## What you have to do
The data follows this line. Copy verbatim the line with "Read all visible" and each line after it to the end.

## Records for processing
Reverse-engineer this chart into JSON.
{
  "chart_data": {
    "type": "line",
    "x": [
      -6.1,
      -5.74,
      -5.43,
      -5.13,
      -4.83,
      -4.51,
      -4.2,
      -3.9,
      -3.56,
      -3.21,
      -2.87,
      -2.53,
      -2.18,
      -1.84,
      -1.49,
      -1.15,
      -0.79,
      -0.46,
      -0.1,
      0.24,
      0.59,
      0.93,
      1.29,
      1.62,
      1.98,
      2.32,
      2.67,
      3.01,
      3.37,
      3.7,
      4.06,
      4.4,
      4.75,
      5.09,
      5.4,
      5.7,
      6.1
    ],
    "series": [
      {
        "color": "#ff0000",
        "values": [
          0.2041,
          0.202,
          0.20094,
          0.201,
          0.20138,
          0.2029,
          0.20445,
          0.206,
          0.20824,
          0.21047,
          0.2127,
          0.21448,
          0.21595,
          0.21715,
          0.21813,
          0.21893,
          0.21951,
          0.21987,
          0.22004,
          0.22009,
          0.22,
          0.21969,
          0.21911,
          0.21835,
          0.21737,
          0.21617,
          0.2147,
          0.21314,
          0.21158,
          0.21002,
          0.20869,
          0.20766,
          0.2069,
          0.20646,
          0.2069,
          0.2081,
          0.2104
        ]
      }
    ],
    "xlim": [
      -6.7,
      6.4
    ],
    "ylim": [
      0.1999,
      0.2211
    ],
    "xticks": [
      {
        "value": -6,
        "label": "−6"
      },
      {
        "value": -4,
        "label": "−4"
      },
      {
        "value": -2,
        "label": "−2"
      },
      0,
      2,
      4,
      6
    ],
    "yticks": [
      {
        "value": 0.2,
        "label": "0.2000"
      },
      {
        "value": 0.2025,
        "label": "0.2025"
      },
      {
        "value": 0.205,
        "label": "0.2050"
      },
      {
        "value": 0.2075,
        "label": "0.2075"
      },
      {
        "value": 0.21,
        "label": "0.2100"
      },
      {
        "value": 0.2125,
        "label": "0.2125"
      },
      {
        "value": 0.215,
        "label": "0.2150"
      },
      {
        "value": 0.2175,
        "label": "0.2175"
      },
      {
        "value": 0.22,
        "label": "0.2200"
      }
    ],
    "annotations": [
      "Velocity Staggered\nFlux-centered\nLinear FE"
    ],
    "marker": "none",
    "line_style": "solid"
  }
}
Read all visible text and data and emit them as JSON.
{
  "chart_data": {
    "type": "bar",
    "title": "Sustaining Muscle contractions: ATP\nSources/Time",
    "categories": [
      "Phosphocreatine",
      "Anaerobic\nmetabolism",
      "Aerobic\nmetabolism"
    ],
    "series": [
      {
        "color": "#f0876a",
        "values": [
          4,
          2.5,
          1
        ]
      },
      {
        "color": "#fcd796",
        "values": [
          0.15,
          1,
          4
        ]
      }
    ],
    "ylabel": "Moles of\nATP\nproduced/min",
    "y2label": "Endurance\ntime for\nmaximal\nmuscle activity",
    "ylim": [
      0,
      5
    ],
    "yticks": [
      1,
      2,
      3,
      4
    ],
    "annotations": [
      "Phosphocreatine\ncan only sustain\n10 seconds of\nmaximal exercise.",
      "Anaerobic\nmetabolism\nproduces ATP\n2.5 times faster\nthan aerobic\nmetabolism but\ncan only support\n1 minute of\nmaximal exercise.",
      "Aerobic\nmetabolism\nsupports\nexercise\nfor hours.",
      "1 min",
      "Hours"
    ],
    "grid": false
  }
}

## The response
Read all visible text and data and emit them as JSON.
{
  "chart_data": {
    "type": "bar",
    "title": "Sustaining Muscle contractions: ATP\nSources/Time",
    "categories": [
      "Phosphocreatine",
      "Anaerobic\nmetabolism",
      "Aerobic\nmetabolism"
    ],
    "series": [
      {
        "color": "#f0876a",
        "values": [
          4,
          2.5,
          1
        ]
      },
      {
        "color": "#fcd796",
        "values": [
          0.15,
          1,
          4
        ]
      }
    ],
    "ylabel": "Moles of\nATP\nproduced/min",
    "y2label": "Endurance\ntime for\nmaximal\nmuscle activity",
    "ylim": [
      0,
      5
    ],
    "yticks": [
      1,
      2,
      3,
      4
    ],
    "annotations": [
      "Phosphocreatine\ncan only sustain\n10 seconds of\nmaximal exercise.",
      "Anaerobic\nmetabolism\nproduces ATP\n2.5 times faster\nthan aerobic\nmetabolism but\ncan only support\n1 minute of\nmaximal exercise.",
      "Aerobic\nmetabolism\nsupports\nexercise\nfor hours.",
      "1 min",
      "Hours"
    ],
    "grid": false
  }
}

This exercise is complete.